▶ **Short problem**:
Exclude the pictures, then repeat the remaining data exactly.
☆ ☆ ☆ ☆ ☆
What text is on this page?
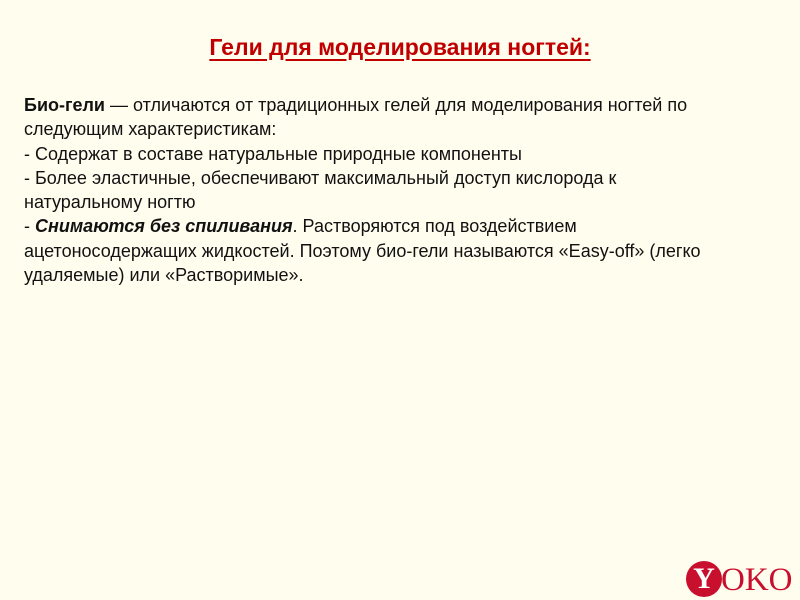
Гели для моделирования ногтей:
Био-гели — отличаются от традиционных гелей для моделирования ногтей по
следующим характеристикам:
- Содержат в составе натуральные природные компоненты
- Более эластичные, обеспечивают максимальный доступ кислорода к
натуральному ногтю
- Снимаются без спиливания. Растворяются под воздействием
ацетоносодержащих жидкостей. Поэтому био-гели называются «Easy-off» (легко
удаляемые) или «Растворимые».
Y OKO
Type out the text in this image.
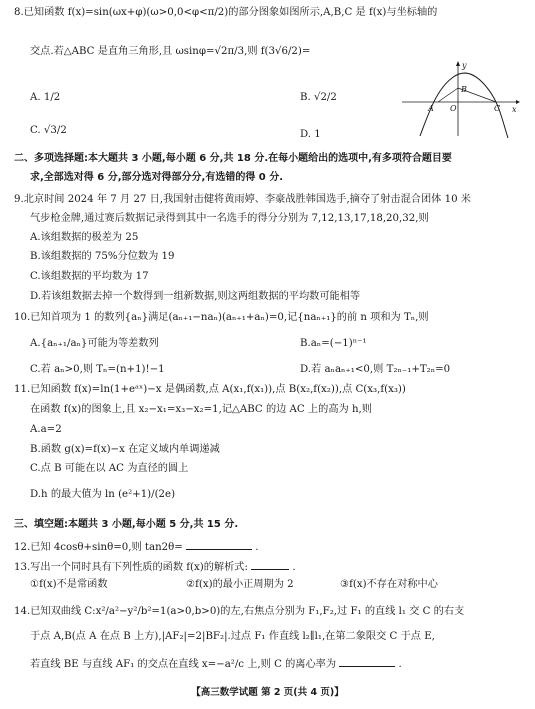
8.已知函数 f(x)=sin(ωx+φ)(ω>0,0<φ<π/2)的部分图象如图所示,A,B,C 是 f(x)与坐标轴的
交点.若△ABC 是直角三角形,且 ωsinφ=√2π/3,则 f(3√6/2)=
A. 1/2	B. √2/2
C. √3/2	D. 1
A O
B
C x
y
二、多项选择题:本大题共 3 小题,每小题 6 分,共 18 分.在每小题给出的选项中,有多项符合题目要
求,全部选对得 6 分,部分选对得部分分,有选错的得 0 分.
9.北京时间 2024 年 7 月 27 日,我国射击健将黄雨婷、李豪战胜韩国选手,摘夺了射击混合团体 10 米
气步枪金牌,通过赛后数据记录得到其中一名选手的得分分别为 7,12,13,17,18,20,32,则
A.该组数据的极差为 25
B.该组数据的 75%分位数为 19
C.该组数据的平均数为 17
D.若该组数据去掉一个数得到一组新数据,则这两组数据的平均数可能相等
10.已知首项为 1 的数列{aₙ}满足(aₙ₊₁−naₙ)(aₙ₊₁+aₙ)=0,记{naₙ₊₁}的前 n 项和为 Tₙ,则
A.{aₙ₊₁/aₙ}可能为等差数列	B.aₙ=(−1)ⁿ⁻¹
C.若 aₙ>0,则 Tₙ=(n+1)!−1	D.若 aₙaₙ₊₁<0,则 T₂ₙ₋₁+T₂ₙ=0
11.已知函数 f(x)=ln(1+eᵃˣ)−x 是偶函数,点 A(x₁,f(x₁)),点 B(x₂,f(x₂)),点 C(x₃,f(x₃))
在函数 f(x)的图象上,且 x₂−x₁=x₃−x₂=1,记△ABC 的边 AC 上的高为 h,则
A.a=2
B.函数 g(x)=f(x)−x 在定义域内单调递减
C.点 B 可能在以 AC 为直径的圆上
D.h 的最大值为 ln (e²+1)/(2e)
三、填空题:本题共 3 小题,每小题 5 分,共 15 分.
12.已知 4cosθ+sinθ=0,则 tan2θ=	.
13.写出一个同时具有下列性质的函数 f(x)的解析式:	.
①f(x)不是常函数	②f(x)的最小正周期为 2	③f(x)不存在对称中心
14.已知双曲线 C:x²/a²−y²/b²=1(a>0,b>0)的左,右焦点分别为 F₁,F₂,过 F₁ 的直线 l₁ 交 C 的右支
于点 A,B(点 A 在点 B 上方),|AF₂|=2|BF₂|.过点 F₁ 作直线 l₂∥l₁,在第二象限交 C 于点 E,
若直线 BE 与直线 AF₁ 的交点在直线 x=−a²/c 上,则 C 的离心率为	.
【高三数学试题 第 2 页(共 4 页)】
☆ ☆ ☆ ☆ ☆
▶ **Result of this task**:
What text is on this page?
Гели для моделирования ногтей:
Био-гели — отличаются от традиционных гелей для моделирования ногтей по
следующим характеристикам:
- Содержат в составе натуральные природные компоненты
- Более эластичные, обеспечивают максимальный доступ кислорода к
натуральному ногтю
- Снимаются без спиливания. Растворяются под воздействием
ацетоносодержащих жидкостей. Поэтому био-гели называются «Easy-off» (легко
удаляемые) или «Растворимые».
Y OKO
Type out the text in this image.
8.已知函数 f(x)=sin(ωx+φ)(ω>0,0<φ<π/2)的部分图象如图所示,A,B,C 是 f(x)与坐标轴的
交点.若△ABC 是直角三角形,且 ωsinφ=√2π/3,则 f(3√6/2)=
A. 1/2	B. √2/2
C. √3/2	D. 1
A O
B
C x
y
二、多项选择题:本大题共 3 小题,每小题 6 分,共 18 分.在每小题给出的选项中,有多项符合题目要
求,全部选对得 6 分,部分选对得部分分,有选错的得 0 分.
9.北京时间 2024 年 7 月 27 日,我国射击健将黄雨婷、李豪战胜韩国选手,摘夺了射击混合团体 10 米
气步枪金牌,通过赛后数据记录得到其中一名选手的得分分别为 7,12,13,17,18,20,32,则
A.该组数据的极差为 25
B.该组数据的 75%分位数为 19
C.该组数据的平均数为 17
D.若该组数据去掉一个数得到一组新数据,则这两组数据的平均数可能相等
10.已知首项为 1 的数列{aₙ}满足(aₙ₊₁−naₙ)(aₙ₊₁+aₙ)=0,记{naₙ₊₁}的前 n 项和为 Tₙ,则
A.{aₙ₊₁/aₙ}可能为等差数列	B.aₙ=(−1)ⁿ⁻¹
C.若 aₙ>0,则 Tₙ=(n+1)!−1	D.若 aₙaₙ₊₁<0,则 T₂ₙ₋₁+T₂ₙ=0
11.已知函数 f(x)=ln(1+eᵃˣ)−x 是偶函数,点 A(x₁,f(x₁)),点 B(x₂,f(x₂)),点 C(x₃,f(x₃))
在函数 f(x)的图象上,且 x₂−x₁=x₃−x₂=1,记△ABC 的边 AC 上的高为 h,则
A.a=2
B.函数 g(x)=f(x)−x 在定义域内单调递减
C.点 B 可能在以 AC 为直径的圆上
D.h 的最大值为 ln (e²+1)/(2e)
三、填空题:本题共 3 小题,每小题 5 分,共 15 分.
12.已知 4cosθ+sinθ=0,则 tan2θ=	.
13.写出一个同时具有下列性质的函数 f(x)的解析式:	.
①f(x)不是常函数	②f(x)的最小正周期为 2	③f(x)不存在对称中心
14.已知双曲线 C:x²/a²−y²/b²=1(a>0,b>0)的左,右焦点分别为 F₁,F₂,过 F₁ 的直线 l₁ 交 C 的右支
于点 A,B(点 A 在点 B 上方),|AF₂|=2|BF₂|.过点 F₁ 作直线 l₂∥l₁,在第二象限交 C 于点 E,
若直线 BE 与直线 AF₁ 的交点在直线 x=−a²/c 上,则 C 的离心率为	.
【高三数学试题 第 2 页(共 4 页)】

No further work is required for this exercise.